§ The data:
----

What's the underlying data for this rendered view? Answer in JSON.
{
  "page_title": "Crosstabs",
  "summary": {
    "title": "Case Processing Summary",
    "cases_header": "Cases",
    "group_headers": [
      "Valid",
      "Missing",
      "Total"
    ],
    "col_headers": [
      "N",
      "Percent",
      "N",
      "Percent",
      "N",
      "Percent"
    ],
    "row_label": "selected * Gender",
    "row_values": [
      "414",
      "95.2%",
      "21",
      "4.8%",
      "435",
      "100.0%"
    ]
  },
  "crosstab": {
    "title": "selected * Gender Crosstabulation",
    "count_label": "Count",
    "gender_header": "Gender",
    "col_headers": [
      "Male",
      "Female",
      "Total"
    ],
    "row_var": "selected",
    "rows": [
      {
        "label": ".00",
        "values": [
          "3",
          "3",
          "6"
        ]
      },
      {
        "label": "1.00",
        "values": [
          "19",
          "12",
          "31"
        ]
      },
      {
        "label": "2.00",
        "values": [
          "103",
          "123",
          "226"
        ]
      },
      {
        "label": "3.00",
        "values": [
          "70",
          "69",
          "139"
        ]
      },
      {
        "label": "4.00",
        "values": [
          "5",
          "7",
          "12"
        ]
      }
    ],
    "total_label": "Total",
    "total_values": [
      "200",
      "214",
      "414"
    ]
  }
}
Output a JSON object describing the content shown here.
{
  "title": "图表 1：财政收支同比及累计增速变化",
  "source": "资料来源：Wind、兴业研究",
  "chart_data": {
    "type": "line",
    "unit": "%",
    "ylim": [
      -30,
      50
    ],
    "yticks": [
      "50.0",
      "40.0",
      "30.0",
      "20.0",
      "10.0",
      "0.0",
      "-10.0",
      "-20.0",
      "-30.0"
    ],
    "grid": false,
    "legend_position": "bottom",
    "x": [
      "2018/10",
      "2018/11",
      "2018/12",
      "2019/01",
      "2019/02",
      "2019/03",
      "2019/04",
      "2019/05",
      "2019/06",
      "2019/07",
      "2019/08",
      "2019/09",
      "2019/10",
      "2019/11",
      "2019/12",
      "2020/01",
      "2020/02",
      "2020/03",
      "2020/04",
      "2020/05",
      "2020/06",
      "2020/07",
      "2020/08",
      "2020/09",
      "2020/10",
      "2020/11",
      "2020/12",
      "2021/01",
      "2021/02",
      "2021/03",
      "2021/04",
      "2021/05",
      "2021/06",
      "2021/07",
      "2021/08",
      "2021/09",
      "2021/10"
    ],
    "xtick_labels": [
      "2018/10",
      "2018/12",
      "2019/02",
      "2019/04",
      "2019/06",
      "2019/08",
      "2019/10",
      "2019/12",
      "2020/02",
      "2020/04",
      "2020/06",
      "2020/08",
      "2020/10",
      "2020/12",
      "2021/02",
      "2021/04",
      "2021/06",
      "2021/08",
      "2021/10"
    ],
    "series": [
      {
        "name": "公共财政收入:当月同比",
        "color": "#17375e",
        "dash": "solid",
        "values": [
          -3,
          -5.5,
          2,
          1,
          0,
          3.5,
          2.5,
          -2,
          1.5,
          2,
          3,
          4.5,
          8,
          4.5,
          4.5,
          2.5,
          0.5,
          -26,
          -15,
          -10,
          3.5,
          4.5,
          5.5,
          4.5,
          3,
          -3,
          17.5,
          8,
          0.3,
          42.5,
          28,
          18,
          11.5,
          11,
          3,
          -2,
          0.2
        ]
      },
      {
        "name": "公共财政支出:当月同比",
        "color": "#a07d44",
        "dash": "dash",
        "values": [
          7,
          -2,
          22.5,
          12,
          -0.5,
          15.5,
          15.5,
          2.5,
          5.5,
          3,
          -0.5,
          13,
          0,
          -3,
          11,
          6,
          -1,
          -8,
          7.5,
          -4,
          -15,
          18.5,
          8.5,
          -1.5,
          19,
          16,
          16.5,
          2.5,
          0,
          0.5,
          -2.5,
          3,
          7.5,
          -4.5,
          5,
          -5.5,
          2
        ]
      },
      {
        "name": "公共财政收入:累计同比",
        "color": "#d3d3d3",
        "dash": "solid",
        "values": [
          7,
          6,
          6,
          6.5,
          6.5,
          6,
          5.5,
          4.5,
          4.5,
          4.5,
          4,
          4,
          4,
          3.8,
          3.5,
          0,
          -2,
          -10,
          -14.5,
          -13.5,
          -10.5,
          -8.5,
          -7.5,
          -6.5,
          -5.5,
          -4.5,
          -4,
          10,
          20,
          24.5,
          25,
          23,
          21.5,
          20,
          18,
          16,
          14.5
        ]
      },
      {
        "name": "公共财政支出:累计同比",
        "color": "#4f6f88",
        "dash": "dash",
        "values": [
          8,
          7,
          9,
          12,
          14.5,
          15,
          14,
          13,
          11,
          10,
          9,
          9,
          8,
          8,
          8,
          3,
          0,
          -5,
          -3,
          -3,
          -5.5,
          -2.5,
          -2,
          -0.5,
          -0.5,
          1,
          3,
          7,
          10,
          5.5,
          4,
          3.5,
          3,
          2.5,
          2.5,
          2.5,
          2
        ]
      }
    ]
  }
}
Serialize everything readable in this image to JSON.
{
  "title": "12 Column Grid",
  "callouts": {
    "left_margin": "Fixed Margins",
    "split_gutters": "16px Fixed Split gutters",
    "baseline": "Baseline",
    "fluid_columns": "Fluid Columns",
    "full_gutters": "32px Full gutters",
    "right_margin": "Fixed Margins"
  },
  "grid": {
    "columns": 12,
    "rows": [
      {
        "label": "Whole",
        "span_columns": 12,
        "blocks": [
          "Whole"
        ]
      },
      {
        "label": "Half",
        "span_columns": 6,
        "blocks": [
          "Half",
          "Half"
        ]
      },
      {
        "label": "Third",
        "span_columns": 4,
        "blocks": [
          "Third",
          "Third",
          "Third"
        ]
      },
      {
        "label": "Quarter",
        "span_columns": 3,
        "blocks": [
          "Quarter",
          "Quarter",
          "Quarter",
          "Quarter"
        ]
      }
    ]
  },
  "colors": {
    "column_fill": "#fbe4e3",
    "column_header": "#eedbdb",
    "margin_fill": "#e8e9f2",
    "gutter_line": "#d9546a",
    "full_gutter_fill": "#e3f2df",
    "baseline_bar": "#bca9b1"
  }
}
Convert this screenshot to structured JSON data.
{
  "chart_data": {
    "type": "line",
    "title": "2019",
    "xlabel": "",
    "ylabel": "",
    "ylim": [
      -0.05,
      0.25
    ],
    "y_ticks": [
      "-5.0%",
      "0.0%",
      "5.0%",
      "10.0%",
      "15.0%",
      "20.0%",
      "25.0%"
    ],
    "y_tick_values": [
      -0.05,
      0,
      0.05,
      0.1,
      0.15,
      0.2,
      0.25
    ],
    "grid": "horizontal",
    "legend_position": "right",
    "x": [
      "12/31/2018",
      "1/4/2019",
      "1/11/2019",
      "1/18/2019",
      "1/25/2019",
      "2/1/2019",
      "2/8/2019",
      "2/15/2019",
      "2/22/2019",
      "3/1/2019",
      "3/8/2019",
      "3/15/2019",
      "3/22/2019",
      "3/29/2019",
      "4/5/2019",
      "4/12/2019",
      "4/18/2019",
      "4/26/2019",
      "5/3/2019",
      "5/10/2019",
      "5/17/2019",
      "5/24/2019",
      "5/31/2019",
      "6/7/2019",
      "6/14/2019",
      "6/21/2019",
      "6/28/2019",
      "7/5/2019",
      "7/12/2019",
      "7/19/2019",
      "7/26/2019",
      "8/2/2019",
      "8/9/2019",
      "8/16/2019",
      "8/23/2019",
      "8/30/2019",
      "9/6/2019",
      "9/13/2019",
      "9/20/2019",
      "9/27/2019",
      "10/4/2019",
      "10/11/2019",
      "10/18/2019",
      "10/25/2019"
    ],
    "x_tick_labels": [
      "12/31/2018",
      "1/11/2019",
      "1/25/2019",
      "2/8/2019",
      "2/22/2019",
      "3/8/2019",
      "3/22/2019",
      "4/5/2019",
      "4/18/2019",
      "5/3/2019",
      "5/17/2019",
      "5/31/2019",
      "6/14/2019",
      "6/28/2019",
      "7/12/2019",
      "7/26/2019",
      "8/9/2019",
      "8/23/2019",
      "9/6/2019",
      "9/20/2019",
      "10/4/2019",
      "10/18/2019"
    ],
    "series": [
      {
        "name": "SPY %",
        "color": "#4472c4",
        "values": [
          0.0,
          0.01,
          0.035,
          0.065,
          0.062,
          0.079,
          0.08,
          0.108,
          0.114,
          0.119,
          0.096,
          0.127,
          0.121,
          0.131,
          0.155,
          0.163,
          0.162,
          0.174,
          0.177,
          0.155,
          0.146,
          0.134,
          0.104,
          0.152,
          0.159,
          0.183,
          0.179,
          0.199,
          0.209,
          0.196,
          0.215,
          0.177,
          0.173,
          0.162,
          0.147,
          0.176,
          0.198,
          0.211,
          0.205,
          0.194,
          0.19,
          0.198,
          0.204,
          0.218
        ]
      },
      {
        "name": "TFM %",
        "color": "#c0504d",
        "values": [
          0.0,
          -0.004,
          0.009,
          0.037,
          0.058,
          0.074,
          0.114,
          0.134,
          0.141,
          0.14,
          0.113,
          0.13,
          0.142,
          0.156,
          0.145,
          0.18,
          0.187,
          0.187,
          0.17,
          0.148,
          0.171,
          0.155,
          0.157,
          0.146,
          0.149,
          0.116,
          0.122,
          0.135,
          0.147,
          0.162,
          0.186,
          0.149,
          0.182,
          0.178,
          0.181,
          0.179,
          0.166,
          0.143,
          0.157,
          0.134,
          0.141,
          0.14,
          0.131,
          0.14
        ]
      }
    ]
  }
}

----

§ Exercise details: Report only the number of lines in the data above that contain "name".

§ Answer to this problem: 6